Copy every line in which the string "Festus" occurs.
↓↓↓
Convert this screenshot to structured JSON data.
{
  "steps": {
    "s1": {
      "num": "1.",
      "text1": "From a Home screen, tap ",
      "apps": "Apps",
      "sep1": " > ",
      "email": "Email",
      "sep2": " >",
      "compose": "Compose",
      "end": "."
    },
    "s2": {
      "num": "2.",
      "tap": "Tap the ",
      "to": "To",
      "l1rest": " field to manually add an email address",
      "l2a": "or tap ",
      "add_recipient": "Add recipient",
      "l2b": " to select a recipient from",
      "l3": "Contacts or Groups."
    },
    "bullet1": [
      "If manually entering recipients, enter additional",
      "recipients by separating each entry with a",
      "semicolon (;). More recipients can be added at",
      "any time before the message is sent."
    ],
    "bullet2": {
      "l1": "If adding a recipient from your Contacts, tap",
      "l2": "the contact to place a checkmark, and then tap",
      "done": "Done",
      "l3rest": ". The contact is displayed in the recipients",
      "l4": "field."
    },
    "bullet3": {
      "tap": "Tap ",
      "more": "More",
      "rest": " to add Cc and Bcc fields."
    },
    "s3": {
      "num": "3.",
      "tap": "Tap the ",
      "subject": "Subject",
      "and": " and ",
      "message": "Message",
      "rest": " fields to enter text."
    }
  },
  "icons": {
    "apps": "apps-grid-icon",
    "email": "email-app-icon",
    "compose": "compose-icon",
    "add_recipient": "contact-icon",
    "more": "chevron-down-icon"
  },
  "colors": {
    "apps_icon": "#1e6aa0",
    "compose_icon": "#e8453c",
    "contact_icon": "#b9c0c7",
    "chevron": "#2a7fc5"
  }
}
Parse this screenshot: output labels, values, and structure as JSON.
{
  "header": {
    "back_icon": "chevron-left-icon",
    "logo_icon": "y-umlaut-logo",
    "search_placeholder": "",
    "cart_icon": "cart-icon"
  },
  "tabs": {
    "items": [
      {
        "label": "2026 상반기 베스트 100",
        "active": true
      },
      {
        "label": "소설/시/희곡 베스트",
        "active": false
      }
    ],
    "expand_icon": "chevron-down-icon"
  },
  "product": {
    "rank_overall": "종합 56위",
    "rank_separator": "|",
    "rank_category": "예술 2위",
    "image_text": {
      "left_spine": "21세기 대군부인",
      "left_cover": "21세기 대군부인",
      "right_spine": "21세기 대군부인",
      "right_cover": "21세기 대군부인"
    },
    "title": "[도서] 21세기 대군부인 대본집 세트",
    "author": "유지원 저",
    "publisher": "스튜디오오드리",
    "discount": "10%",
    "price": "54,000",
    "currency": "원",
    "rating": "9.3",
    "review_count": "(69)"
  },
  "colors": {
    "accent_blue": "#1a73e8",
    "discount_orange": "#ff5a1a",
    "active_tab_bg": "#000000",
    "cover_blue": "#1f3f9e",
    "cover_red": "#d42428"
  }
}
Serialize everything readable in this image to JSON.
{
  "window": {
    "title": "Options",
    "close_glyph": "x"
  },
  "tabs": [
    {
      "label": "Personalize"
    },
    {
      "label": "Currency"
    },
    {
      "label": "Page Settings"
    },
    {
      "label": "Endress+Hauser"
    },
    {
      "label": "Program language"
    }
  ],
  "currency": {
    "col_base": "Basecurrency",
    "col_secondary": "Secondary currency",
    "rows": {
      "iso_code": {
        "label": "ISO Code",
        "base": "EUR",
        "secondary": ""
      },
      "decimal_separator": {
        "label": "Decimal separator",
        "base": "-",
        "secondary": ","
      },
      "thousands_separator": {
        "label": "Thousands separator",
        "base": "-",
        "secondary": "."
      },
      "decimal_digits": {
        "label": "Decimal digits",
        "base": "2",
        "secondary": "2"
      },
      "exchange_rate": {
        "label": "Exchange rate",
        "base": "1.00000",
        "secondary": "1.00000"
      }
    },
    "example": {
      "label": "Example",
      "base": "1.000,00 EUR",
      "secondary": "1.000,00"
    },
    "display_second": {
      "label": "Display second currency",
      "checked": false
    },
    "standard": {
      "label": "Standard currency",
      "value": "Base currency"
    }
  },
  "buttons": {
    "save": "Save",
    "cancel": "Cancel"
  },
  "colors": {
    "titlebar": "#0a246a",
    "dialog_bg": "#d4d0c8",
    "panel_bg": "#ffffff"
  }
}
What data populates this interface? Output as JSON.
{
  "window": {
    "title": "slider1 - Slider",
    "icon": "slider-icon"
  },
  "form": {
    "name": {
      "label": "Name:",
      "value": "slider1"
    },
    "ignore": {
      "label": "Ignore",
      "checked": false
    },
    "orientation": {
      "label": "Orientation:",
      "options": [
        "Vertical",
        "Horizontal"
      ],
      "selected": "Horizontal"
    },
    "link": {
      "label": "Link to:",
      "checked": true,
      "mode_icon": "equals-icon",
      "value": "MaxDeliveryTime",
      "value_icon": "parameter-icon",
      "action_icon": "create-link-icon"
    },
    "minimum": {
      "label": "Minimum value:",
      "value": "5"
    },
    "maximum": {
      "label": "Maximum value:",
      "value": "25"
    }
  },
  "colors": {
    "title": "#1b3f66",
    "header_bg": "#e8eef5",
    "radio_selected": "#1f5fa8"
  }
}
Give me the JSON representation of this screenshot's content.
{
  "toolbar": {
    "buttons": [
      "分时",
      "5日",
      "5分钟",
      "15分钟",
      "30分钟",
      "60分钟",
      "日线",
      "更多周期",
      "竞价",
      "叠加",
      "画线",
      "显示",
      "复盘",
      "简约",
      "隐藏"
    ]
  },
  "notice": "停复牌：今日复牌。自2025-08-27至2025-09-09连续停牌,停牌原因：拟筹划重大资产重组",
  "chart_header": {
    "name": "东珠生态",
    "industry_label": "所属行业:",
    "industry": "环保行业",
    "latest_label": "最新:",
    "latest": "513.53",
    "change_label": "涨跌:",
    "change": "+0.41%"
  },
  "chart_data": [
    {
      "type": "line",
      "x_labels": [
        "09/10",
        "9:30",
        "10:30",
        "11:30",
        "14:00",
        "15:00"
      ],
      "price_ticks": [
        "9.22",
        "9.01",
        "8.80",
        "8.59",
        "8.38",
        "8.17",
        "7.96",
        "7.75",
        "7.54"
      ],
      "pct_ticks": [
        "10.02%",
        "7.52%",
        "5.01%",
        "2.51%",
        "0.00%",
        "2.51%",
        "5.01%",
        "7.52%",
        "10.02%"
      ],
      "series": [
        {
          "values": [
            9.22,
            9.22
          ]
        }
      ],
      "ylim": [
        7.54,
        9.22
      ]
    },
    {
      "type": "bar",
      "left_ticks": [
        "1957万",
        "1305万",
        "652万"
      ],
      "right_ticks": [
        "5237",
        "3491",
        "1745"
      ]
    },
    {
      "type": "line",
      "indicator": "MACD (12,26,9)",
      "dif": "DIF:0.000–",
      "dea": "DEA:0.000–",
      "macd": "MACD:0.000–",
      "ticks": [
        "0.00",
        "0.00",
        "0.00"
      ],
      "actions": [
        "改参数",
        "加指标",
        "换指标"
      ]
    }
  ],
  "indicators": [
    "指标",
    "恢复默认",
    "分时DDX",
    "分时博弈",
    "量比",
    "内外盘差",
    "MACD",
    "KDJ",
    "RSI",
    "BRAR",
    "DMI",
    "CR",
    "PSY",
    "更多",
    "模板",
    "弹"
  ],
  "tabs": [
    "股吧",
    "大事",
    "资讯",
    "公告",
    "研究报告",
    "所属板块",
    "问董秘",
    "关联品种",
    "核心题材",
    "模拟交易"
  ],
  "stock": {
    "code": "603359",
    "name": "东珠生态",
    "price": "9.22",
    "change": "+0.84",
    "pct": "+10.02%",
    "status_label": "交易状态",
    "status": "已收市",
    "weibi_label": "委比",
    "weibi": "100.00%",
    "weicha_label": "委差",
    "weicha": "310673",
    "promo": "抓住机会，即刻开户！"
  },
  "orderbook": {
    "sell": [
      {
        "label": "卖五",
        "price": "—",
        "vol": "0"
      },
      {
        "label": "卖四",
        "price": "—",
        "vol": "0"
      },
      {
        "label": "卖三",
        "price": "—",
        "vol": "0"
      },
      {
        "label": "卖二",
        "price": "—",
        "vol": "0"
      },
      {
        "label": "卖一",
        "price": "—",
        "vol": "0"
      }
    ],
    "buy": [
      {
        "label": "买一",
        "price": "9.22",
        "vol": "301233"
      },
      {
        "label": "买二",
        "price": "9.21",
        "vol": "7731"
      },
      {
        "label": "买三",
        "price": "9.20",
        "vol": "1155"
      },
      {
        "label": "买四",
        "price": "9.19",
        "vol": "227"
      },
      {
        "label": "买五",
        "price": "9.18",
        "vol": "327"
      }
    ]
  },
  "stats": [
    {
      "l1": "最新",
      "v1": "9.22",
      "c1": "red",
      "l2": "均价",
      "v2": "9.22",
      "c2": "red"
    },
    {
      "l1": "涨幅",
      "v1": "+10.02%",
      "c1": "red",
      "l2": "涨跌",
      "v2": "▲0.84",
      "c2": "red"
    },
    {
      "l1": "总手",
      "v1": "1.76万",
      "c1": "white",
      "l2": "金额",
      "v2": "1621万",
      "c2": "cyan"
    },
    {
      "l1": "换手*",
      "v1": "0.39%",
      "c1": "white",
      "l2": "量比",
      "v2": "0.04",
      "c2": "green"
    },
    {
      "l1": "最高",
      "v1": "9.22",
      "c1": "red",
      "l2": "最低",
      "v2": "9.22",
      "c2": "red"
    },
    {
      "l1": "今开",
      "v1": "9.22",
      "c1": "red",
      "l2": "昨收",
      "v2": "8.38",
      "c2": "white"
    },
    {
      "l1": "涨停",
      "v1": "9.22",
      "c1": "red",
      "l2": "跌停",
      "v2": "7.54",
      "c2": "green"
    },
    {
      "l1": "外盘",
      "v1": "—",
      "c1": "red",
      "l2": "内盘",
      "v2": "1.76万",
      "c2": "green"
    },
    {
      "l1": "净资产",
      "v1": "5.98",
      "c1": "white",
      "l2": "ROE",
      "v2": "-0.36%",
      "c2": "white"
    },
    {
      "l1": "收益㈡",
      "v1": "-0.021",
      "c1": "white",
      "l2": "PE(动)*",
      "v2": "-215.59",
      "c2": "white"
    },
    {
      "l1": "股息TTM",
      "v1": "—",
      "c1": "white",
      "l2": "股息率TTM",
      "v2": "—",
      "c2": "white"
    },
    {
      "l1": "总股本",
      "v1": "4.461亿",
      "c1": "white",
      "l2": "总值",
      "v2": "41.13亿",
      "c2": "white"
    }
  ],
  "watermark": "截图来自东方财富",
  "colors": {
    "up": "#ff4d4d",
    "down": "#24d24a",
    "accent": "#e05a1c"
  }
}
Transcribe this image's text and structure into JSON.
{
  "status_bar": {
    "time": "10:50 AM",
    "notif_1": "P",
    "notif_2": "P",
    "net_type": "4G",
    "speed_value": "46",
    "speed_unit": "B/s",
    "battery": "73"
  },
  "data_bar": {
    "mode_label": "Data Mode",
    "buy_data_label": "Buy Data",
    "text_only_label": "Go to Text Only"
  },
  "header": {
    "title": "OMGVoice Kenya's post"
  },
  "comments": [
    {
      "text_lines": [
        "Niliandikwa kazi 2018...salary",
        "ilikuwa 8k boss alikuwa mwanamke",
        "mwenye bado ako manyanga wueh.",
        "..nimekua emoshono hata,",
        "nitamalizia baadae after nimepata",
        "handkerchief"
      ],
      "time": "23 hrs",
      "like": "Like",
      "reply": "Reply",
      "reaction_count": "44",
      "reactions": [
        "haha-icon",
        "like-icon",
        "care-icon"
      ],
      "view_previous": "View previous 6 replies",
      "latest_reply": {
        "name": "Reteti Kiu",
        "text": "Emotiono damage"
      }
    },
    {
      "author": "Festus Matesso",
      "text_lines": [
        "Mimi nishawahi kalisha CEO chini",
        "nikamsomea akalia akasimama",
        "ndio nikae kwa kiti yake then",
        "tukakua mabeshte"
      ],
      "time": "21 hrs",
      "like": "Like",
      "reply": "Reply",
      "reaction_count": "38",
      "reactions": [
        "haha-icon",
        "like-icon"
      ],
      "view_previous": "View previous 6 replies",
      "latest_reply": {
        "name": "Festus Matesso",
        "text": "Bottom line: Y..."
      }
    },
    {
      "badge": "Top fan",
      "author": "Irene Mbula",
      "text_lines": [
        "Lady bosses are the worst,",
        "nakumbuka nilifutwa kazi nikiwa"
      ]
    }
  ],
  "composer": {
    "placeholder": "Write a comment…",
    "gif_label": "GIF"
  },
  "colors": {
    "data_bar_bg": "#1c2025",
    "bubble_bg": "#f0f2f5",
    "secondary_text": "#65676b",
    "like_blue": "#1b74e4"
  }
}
↑↑↑
EXPECTED OUTPUT:
      "author": "Festus Matesso",
        "name": "Festus Matesso",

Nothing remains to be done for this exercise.